=== TASK DIRECTIONS ===
Please write out every line of the listing below without changing anything.

(Dataset rows)
◇ ◇ ◇ ◇ ◇ ◇ ◇

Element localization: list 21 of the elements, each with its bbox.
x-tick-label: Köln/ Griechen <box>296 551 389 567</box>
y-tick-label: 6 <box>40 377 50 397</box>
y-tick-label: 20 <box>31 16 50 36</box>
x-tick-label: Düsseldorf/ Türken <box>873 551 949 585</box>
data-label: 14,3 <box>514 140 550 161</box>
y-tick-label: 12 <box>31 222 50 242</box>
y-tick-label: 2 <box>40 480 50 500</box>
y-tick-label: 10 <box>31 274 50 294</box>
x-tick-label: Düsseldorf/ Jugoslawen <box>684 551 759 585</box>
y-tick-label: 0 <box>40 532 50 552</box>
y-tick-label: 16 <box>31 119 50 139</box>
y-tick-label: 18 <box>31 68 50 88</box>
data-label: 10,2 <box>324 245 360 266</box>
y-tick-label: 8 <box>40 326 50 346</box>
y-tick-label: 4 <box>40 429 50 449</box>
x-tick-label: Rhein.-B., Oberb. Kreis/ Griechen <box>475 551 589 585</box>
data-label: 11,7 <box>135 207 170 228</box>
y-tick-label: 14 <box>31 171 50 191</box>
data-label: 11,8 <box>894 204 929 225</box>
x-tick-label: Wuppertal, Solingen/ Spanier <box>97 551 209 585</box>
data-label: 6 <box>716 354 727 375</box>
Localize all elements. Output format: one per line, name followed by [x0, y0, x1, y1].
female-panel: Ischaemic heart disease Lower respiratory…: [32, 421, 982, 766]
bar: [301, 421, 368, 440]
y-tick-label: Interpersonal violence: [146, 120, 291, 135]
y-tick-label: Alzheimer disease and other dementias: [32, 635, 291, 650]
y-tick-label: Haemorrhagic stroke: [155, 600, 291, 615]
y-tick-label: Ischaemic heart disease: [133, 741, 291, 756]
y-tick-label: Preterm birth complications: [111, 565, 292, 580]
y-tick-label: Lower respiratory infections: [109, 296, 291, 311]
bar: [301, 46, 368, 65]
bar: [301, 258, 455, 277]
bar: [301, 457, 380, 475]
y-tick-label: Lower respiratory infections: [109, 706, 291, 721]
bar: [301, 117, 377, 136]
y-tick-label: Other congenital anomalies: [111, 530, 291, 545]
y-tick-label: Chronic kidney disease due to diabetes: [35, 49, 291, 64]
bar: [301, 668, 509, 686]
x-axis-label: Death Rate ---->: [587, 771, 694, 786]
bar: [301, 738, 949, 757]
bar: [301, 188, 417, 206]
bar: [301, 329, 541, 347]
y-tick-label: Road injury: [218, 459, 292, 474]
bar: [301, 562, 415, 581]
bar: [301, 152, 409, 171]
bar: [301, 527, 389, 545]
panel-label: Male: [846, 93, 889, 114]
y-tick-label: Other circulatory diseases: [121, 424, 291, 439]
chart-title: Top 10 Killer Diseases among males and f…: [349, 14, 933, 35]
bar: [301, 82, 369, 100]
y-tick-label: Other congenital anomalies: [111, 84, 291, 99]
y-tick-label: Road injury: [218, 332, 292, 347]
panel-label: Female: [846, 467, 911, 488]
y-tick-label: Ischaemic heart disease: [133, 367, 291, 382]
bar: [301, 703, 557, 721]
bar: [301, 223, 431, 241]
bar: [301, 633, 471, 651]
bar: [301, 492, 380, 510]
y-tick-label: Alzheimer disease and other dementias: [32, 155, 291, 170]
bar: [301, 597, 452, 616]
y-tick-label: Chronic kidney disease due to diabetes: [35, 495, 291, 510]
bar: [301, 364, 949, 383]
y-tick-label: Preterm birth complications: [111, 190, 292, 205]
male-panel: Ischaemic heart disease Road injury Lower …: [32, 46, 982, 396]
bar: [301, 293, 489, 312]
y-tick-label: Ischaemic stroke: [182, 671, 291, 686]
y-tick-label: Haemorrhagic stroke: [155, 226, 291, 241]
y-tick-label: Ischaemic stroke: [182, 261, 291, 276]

◇ ◇ ◇ ◇ ◇ ◇ ◇

=== SOLUTION TO THIS TASK ===
Element localization: list 21 of the elements, each with its bbox.
x-tick-label: Köln/ Griechen <box>296 551 389 567</box>
y-tick-label: 6 <box>40 377 50 397</box>
y-tick-label: 20 <box>31 16 50 36</box>
x-tick-label: Düsseldorf/ Türken <box>873 551 949 585</box>
data-label: 14,3 <box>514 140 550 161</box>
y-tick-label: 12 <box>31 222 50 242</box>
y-tick-label: 2 <box>40 480 50 500</box>
y-tick-label: 10 <box>31 274 50 294</box>
x-tick-label: Düsseldorf/ Jugoslawen <box>684 551 759 585</box>
y-tick-label: 0 <box>40 532 50 552</box>
y-tick-label: 16 <box>31 119 50 139</box>
y-tick-label: 18 <box>31 68 50 88</box>
data-label: 10,2 <box>324 245 360 266</box>
y-tick-label: 8 <box>40 326 50 346</box>
y-tick-label: 4 <box>40 429 50 449</box>
x-tick-label: Rhein.-B., Oberb. Kreis/ Griechen <box>475 551 589 585</box>
data-label: 11,7 <box>135 207 170 228</box>
y-tick-label: 14 <box>31 171 50 191</box>
data-label: 11,8 <box>894 204 929 225</box>
x-tick-label: Wuppertal, Solingen/ Spanier <box>97 551 209 585</box>
data-label: 6 <box>716 354 727 375</box>
Localize all elements. Output format: one per line, name followed by [x0, y0, x1, y1].
female-panel: Ischaemic heart disease Lower respiratory…: [32, 421, 982, 766]
bar: [301, 421, 368, 440]
y-tick-label: Interpersonal violence: [146, 120, 291, 135]
y-tick-label: Alzheimer disease and other dementias: [32, 635, 291, 650]
y-tick-label: Haemorrhagic stroke: [155, 600, 291, 615]
y-tick-label: Ischaemic heart disease: [133, 741, 291, 756]
y-tick-label: Preterm birth complications: [111, 565, 292, 580]
y-tick-label: Lower respiratory infections: [109, 296, 291, 311]
bar: [301, 46, 368, 65]
bar: [301, 258, 455, 277]
bar: [301, 457, 380, 475]
y-tick-label: Lower respiratory infections: [109, 706, 291, 721]
bar: [301, 117, 377, 136]
y-tick-label: Other congenital anomalies: [111, 530, 291, 545]
y-tick-label: Chronic kidney disease due to diabetes: [35, 49, 291, 64]
bar: [301, 668, 509, 686]
x-axis-label: Death Rate ---->: [587, 771, 694, 786]
bar: [301, 738, 949, 757]
bar: [301, 188, 417, 206]
bar: [301, 329, 541, 347]
y-tick-label: Road injury: [218, 459, 292, 474]
bar: [301, 562, 415, 581]
bar: [301, 152, 409, 171]
bar: [301, 527, 389, 545]
panel-label: Male: [846, 93, 889, 114]
y-tick-label: Other circulatory diseases: [121, 424, 291, 439]
chart-title: Top 10 Killer Diseases among males and f…: [349, 14, 933, 35]
bar: [301, 82, 369, 100]
y-tick-label: Other congenital anomalies: [111, 84, 291, 99]
y-tick-label: Road injury: [218, 332, 292, 347]
panel-label: Female: [846, 467, 911, 488]
y-tick-label: Ischaemic heart disease: [133, 367, 291, 382]
bar: [301, 703, 557, 721]
bar: [301, 223, 431, 241]
bar: [301, 633, 471, 651]
bar: [301, 492, 380, 510]
y-tick-label: Alzheimer disease and other dementias: [32, 155, 291, 170]
bar: [301, 597, 452, 616]
y-tick-label: Chronic kidney disease due to diabetes: [35, 495, 291, 510]
bar: [301, 364, 949, 383]
y-tick-label: Preterm birth complications: [111, 190, 292, 205]
male-panel: Ischaemic heart disease Road injury Lower …: [32, 46, 982, 396]
bar: [301, 293, 489, 312]
y-tick-label: Ischaemic stroke: [182, 671, 291, 686]
y-tick-label: Haemorrhagic stroke: [155, 226, 291, 241]
y-tick-label: Ischaemic stroke: [182, 261, 291, 276]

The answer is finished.